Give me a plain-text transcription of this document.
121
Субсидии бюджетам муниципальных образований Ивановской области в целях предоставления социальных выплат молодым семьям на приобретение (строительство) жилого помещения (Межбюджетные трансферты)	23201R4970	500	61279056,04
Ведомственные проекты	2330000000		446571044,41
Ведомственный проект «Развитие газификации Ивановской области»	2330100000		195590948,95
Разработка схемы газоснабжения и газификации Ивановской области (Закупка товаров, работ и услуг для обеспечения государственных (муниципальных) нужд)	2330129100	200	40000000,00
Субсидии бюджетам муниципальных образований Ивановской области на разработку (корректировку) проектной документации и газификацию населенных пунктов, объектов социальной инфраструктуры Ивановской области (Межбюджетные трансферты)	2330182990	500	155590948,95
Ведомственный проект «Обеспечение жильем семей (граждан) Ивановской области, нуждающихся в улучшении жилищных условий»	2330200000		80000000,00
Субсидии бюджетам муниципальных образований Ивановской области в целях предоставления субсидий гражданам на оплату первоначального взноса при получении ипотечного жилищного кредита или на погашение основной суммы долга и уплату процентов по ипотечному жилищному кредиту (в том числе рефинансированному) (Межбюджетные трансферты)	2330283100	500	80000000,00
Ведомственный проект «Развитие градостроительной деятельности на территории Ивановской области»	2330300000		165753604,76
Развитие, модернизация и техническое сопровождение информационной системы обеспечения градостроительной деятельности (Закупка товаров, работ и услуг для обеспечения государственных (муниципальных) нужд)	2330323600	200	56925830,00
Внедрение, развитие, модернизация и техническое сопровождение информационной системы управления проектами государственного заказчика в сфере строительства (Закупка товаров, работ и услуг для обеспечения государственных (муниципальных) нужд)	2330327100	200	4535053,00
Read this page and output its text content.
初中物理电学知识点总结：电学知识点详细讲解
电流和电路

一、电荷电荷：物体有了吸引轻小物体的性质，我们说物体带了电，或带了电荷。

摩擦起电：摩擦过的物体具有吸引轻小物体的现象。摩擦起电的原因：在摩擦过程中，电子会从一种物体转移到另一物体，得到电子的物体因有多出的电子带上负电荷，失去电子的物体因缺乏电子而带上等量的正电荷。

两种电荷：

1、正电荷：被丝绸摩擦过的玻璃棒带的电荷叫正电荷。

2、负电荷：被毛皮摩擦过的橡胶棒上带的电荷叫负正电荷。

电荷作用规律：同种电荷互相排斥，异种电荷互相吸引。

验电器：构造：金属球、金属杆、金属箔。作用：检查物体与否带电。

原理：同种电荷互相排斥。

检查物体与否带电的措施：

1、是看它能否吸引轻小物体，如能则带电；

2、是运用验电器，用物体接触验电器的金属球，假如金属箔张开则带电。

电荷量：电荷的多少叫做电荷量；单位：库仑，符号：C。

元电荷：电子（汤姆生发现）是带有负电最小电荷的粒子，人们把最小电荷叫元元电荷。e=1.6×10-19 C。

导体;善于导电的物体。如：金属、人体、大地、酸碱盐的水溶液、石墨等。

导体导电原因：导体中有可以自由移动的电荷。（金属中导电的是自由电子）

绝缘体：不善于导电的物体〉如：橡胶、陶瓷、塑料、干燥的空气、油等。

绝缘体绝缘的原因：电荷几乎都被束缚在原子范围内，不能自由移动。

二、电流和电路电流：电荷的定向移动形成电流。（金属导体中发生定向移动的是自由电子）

● ● ● ●

### Direction
Find every line containing the word "Ведомственный", then give the total and nothing more.

### Expected output
3